#### [TEXTAUSZUG]
------

BANKEN UND SUBVENTIONEN

"Wir brauchen die Förderung der eigenen Immobilie für jeden Lebensentwurf" Interview mit Stefan Münter

Stefan Münter, Foto: Europace

Staatliche Fördermittel können helfen, Menschen auch mit niedrigem Einkommen in die eigenen vier Wände zu bringen, sagt Stefan Münter. Gleichzeitig lohne sich auch die Förderung bei höheren Einkommen - um nachhaltiger zu bauen und überhaupt in Wohnraum zu investieren. Nicht alle Fördermaßnahmen hält Münter jedoch für gleich gut. Wohnriester etwa hat sich aus seiner Sicht nicht bewährt. Und die Bausparprämie sollte besser durch die Befreiung der ersten Immobilie von der Grunderwerbsteuer ersetzt werden. Red.

Als Bundeswirtschaftminister Robert Habeck im Januar dieses Jahres den Stopp der Förderung für Effizienzhäuser angekündigt hat, war der öffentliche Aufschrei groß. Zu Recht? Oder war das teilweise dem Überraschungseffekt geschuldet?

Der Stopp der KfW55-Förderung im Februar dieses Jahres war geplant. Dieser weit im Voraus angekündigte Förderungsstopp führte allerdings dazu, in meinen Augen wenig überraschend, dass viele Bauherren ihre Anträge genau auf dieses Ende abgestimmt haben.

Dass man dann eine Woche vorher sagt: "Es geht nicht mehr. Wir haben zu viele Anträge", ist ein Schlag ins Gesicht der Verbraucher, die sich auf eine staatliche Unterstützung verlassen, die ja seit vielen Jahren planbar existiert. Für die Betroffenen ist der Stopp dann nicht nur überraschend, er ist vielmehr schädlich für das konkrete Bauvorhaben. Mit der geplanten Finanzierung wird es nichts. Es muss neu- und umgeplant werden, im schlimmsten Fall ist das Vorhaben nicht mehr möglich.

------

#### [DATENÜBERSICHT]
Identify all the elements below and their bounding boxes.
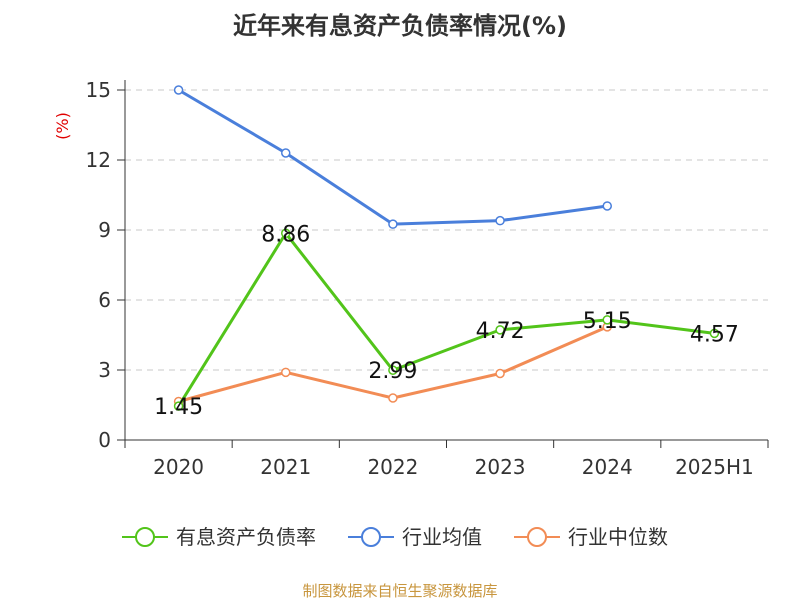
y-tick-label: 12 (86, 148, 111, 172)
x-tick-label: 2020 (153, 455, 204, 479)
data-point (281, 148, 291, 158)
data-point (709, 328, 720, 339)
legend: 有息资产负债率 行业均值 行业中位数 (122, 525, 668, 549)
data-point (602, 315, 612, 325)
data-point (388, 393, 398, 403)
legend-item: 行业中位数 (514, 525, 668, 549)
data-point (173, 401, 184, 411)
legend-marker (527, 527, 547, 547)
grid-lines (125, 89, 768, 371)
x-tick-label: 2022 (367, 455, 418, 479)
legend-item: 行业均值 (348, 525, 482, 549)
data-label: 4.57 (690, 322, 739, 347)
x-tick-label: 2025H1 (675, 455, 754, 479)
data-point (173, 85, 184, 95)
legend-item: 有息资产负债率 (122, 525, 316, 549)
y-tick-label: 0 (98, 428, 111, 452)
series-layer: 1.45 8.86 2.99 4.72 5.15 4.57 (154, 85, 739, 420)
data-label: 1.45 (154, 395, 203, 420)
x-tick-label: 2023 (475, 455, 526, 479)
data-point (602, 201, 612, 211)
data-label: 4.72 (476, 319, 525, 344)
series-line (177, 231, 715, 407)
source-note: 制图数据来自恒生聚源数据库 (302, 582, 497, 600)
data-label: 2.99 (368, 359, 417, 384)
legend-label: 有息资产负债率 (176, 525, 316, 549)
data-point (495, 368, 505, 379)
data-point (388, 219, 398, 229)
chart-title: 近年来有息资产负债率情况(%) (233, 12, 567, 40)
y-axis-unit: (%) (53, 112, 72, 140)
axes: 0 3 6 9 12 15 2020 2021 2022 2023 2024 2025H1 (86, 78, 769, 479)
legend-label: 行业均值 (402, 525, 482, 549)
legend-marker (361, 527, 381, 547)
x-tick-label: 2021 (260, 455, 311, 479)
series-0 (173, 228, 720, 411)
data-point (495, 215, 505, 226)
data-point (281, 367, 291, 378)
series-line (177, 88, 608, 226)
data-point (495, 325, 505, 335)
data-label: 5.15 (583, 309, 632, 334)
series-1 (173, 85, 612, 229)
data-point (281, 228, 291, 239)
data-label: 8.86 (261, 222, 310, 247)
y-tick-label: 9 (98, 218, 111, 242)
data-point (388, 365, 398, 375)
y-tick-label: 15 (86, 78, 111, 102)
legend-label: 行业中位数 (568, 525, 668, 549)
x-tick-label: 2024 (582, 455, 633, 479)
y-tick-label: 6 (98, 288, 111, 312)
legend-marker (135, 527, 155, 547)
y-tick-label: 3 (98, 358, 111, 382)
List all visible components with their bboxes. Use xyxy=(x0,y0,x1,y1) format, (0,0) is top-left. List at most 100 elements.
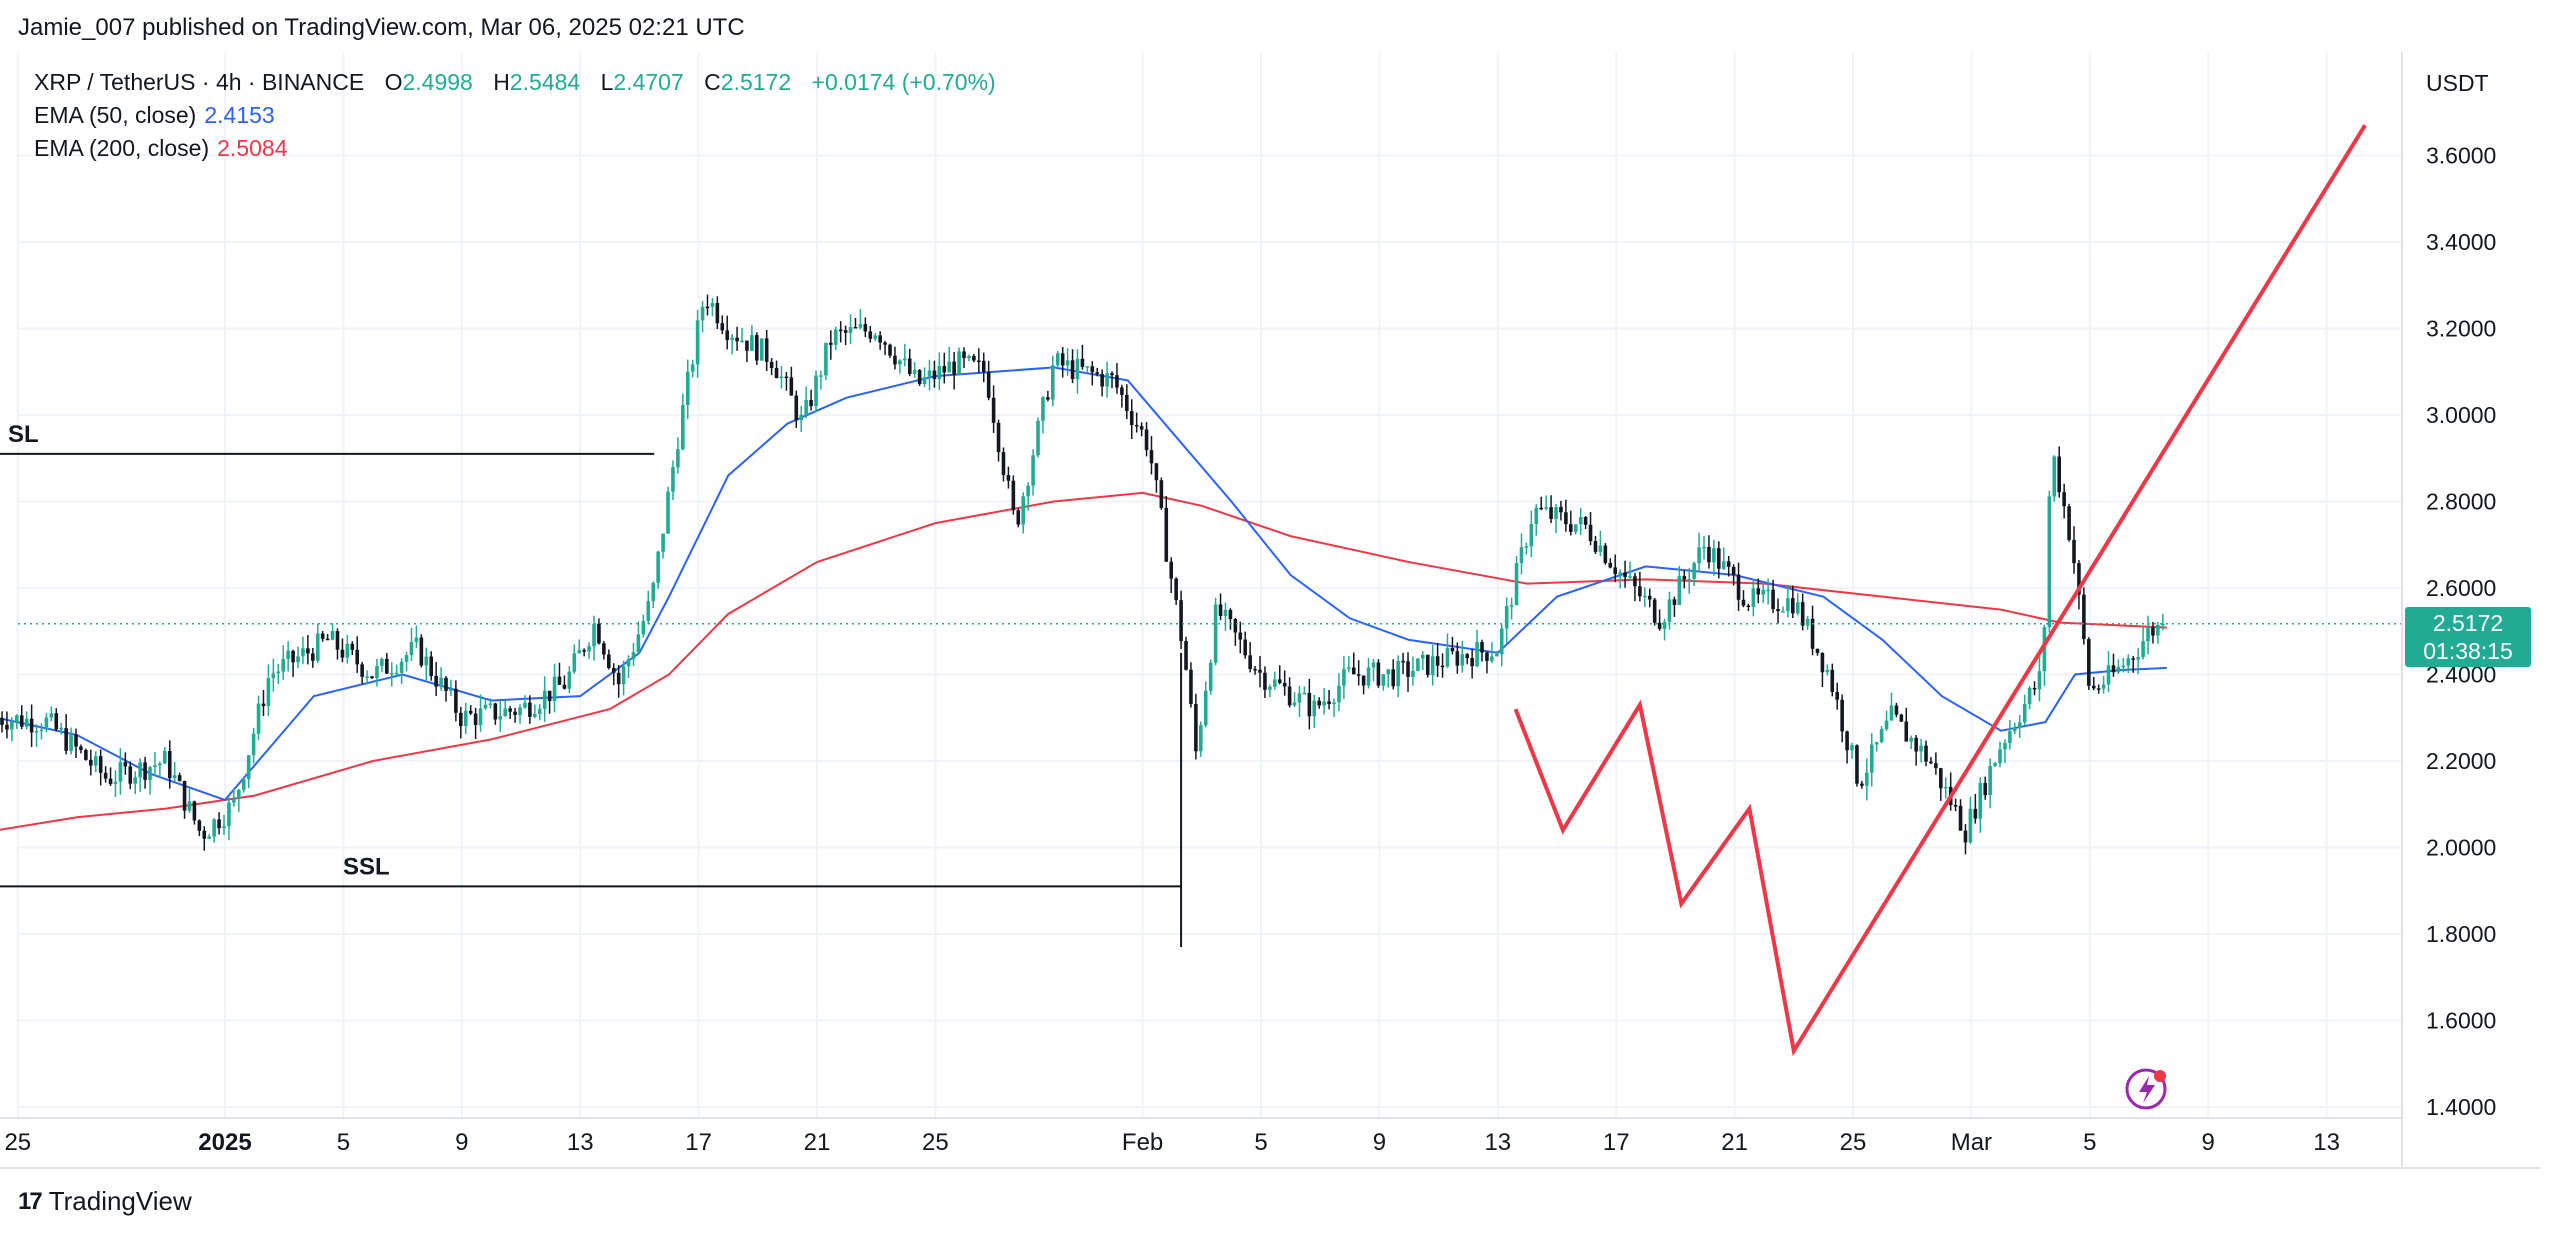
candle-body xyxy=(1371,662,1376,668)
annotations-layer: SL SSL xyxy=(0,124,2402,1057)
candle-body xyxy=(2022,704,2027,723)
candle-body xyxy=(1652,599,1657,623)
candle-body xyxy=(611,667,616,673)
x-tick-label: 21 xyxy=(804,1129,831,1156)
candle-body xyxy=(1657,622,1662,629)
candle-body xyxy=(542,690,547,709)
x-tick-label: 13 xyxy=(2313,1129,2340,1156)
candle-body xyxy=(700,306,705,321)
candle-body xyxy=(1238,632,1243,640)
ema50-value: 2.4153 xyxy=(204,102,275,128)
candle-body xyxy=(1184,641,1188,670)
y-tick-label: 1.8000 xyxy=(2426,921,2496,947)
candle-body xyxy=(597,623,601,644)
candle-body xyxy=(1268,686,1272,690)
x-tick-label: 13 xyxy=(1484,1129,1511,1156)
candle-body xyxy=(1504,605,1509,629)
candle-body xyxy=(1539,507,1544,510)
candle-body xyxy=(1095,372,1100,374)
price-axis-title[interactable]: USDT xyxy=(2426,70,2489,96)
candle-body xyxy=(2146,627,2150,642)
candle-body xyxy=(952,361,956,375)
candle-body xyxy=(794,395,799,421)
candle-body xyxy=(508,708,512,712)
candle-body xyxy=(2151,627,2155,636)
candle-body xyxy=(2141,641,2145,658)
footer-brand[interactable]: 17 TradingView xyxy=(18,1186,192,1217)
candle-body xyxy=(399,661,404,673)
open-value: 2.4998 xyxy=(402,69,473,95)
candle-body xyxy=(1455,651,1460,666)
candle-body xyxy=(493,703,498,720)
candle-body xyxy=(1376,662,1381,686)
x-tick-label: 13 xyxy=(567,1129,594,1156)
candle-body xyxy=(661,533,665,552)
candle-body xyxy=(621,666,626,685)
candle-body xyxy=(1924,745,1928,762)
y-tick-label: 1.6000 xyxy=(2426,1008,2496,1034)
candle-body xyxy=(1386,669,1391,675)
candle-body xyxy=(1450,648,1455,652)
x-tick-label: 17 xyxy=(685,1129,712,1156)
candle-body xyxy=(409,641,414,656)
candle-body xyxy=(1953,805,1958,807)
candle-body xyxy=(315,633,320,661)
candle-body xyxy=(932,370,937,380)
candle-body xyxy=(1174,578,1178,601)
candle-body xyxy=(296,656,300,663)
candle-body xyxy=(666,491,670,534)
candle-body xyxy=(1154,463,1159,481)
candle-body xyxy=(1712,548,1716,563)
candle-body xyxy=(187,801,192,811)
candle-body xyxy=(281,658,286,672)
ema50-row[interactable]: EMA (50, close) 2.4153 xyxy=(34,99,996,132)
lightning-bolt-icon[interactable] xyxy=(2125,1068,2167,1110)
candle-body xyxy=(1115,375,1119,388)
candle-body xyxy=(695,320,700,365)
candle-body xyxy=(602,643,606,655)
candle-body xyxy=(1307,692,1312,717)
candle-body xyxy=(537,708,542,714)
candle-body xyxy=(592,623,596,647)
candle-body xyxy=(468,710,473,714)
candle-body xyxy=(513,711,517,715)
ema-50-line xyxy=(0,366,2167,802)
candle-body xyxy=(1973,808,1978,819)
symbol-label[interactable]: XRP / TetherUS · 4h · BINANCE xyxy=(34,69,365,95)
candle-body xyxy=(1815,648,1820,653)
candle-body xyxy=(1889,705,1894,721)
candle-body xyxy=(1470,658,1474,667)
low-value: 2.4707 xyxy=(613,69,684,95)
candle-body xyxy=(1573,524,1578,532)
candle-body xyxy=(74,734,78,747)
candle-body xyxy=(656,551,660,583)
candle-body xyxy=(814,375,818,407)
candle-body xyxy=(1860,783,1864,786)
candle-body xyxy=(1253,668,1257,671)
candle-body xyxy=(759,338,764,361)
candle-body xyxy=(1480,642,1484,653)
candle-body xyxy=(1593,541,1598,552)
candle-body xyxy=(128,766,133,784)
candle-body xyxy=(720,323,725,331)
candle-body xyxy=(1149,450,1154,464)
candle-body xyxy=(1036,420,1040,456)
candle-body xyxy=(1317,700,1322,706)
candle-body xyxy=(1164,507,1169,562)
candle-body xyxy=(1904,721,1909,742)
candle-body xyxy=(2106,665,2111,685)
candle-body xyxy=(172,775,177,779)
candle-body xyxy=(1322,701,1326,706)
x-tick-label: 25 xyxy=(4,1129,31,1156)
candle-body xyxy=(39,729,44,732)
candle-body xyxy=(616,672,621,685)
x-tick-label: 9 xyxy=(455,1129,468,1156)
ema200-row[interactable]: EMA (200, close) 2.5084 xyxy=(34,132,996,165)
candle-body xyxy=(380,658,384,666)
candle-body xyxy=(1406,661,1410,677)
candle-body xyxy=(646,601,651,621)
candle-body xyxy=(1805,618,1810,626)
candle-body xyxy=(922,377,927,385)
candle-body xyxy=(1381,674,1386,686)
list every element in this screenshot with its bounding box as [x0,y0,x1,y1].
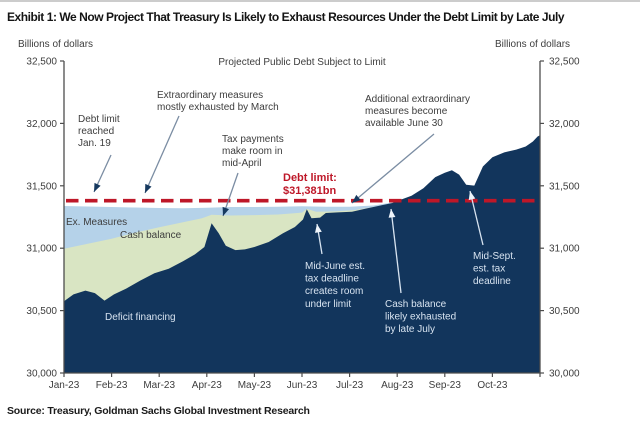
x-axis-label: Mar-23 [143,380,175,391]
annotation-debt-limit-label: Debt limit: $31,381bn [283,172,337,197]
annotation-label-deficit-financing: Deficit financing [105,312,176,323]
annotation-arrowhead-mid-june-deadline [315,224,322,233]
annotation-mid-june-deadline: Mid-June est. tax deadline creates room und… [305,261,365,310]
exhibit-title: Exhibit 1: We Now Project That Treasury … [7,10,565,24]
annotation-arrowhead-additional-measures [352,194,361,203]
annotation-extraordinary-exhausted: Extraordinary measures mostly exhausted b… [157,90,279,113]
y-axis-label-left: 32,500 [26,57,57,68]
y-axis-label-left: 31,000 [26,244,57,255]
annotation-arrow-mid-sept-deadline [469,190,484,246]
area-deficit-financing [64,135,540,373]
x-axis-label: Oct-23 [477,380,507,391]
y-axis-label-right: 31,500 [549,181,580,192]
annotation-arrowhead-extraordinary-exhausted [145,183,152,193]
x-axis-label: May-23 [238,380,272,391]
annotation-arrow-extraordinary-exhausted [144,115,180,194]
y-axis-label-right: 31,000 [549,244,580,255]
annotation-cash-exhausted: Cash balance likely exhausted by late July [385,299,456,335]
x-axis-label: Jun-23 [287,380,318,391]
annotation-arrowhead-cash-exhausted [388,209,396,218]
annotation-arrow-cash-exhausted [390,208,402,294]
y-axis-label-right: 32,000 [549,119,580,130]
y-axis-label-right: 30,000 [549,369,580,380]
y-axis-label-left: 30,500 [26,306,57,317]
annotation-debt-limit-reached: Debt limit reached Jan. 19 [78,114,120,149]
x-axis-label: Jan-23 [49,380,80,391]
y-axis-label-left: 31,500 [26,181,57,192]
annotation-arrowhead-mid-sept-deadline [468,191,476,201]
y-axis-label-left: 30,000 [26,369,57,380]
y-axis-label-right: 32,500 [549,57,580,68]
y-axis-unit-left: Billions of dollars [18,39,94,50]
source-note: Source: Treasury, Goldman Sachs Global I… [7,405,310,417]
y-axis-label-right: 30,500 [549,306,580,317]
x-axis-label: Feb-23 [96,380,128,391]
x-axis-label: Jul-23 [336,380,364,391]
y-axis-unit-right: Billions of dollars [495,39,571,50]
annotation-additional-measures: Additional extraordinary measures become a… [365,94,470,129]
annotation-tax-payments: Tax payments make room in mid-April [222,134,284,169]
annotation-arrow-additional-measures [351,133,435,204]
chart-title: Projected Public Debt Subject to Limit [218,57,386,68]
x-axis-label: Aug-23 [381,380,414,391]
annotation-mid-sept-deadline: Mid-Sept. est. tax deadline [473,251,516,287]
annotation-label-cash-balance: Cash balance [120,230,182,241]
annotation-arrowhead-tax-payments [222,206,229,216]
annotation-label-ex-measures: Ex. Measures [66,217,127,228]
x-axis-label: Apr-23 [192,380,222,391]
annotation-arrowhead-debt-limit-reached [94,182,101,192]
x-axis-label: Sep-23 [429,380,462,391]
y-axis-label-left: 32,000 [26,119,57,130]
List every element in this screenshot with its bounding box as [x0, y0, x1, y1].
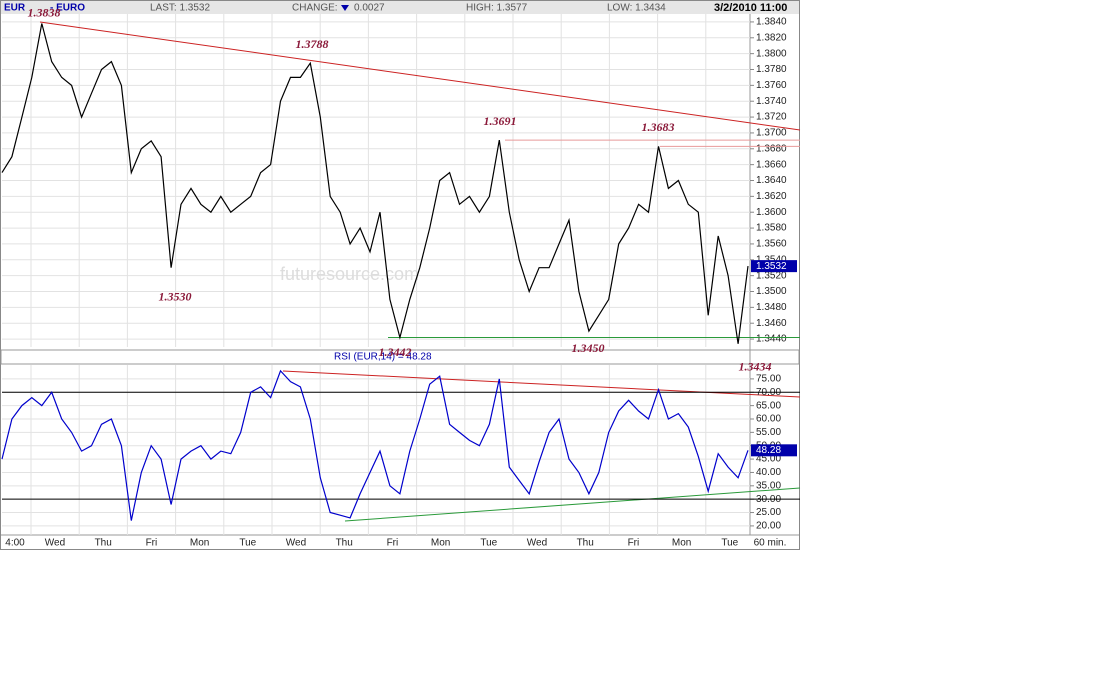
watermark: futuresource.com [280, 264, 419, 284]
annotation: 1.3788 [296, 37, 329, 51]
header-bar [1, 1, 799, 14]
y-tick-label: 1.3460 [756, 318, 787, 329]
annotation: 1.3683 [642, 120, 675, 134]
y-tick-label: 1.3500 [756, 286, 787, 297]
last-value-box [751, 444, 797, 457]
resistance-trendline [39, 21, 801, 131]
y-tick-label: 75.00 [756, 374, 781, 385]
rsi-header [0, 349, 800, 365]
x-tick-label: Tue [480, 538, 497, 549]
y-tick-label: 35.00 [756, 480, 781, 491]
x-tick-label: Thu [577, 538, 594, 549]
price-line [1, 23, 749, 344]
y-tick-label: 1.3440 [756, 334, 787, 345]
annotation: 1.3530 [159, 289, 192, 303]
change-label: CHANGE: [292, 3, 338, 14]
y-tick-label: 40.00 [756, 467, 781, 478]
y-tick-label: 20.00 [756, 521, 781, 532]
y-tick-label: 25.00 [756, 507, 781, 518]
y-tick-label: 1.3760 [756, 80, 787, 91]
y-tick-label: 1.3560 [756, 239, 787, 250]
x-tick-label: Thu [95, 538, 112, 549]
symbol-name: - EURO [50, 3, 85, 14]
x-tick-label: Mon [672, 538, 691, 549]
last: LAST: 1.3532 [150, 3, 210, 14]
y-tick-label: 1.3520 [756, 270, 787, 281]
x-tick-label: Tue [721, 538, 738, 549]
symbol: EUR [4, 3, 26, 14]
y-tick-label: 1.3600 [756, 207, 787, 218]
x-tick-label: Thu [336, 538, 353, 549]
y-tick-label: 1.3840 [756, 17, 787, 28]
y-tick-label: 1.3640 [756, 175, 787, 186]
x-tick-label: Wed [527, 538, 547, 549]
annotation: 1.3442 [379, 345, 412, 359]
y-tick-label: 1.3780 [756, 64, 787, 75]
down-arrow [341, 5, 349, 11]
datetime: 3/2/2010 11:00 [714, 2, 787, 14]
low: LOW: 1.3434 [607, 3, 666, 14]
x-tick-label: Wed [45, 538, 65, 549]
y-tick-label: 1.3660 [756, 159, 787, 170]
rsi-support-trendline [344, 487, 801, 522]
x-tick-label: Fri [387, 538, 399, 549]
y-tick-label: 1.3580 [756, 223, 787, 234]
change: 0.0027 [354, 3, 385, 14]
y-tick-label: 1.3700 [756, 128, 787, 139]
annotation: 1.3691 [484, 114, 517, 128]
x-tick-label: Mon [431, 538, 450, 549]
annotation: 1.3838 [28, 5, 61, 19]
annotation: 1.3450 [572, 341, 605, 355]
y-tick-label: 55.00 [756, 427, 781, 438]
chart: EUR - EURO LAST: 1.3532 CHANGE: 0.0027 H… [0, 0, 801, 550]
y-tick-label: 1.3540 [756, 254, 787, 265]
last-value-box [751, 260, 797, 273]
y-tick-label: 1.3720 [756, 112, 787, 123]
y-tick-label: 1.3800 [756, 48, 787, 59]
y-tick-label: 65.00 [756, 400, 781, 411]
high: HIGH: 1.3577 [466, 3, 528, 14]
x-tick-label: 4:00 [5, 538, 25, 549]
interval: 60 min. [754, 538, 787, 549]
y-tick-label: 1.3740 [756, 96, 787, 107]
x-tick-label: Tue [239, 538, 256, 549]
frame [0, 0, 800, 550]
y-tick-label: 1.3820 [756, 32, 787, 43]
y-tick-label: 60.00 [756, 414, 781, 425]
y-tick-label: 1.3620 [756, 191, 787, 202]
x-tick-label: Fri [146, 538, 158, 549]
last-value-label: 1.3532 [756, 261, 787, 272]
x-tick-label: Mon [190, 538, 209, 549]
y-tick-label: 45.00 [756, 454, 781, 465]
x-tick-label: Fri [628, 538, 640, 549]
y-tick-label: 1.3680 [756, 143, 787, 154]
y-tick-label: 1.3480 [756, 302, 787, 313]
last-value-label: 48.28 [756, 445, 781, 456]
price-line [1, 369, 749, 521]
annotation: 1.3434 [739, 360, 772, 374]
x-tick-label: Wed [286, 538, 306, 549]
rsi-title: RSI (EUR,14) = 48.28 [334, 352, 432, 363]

------

#### [AUFGABEN]
- 1) Gib aus dem Interview zur Förderung von Wohneigentum den Abschnitt wörtlich wieder, der mit den Worten beginnt, die „Stefan Münter, Foto: Europace“ enthalten, und mit „dem Überraschungseffekt geschuldet?“ schließt.
- 2) Setze das Interview zur Förderung von Wohneigentum im Anschluss an seinen letzten Satz fort.

#### [LÖSUNGEN]
- 1)
Stefan Münter, Foto: Europace

Staatliche Fördermittel können helfen, Menschen auch mit niedrigem Einkommen in die eigenen vier Wände zu bringen, sagt Stefan Münter. Gleichzeitig lohne sich auch die Förderung bei höheren Einkommen - um nachhaltiger zu bauen und überhaupt in Wohnraum zu investieren. Nicht alle Fördermaßnahmen hält Münter jedoch für gleich gut. Wohnriester etwa hat sich aus seiner Sicht nicht bewährt. Und die Bausparprämie sollte besser durch die Befreiung der ersten Immobilie von der Grunderwerbsteuer ersetzt werden. Red.

Als Bundeswirtschaftminister Robert Habeck im Januar dieses Jahres den Stopp der Förderung für Effizienzhäuser angekündigt hat, war der öffentliche Aufschrei groß. Zu Recht? Oder war das teilweise dem Überraschungseffekt geschuldet?

- 2)
Im Bereich der KfW40-Förderung bedeutet der Stopp im Wesentlichen das gleiche. Hier kommt noch hinzu, dass man sich die Frage stellen kann, ob es sich lohnt, energieeffizienter zu bauen, gerade, wenn mit zinsgünstigen Darlehen und Förderung gerechnet wurde.

Es hat also nicht nur ökonomische Folgen, sondern auch ökologische, wenn die gewünschten Standards nicht mehr finanziert werden können, weil die Unterstützung fehlt, gerade in Zeiten, in denen das Bauen insgesamt mit deutlichen Teuerungsraten und einer Verknappung der Materialien kämpfen muss.

Welche Relevanz haben staatliche Fördermittel generell in der privaten Baufinanzierung?

Wir glauben daran, dass die eigene Immobilie ein Teil eines jeden Lebensentwurfs sein soll. Deshalb wünschen wir uns umso mehr Anreize für die Menschen, ihre vier Wände auch selbst ihr eigen nennen zu können. Wohneigentum trägt einen erheblichen Teil zur Vermeidung von Altersarmut bei. Die Sparquote ist in diesem Fall viel höher. Und insgesamt ist die Eigenheimquote in Deutschland noch immer wesentlich geringer als im internationalen Vergleich.

In Deutschland besitzen laut Statista nur knapp 50,4 Prozent eine eigene Immobilie, der Großteil lebt noch immer zur Miete - nur die Schweiz liegt mit 42,3 Prozent im europäischen Vergleich noch hinter Deutschland. Länder wie Frankreich (64 Prozent), Norwegen (80,8 Prozent) oder Kroatien (91 Prozent) haben eine deutlich höhere Quote. Hier hat Deutschland noch deutlich Potenzial aufzuholen.

Was heißt das für unsere Gesellschaft und die private Baufinanzierung? Staatliche Fördermittel können helfen, Menschen auch mit niedrigerem Einkommen in die eigenen vier Wände zu bringen. Die KfW kann ihren Anteil an der Bewerbung für Immobilienvermögen leisten. Und ich bin überzeugt, dass insbesondere die guten Förderungen zu Energieeffizienz in Hinblick auf eine bessere Energiebilanz des Gebäudesektors einen wichtigen Beitrag leisten, Und hier kann man noch deutlich mehr tun.

An was denken Sie da zum Beispiel?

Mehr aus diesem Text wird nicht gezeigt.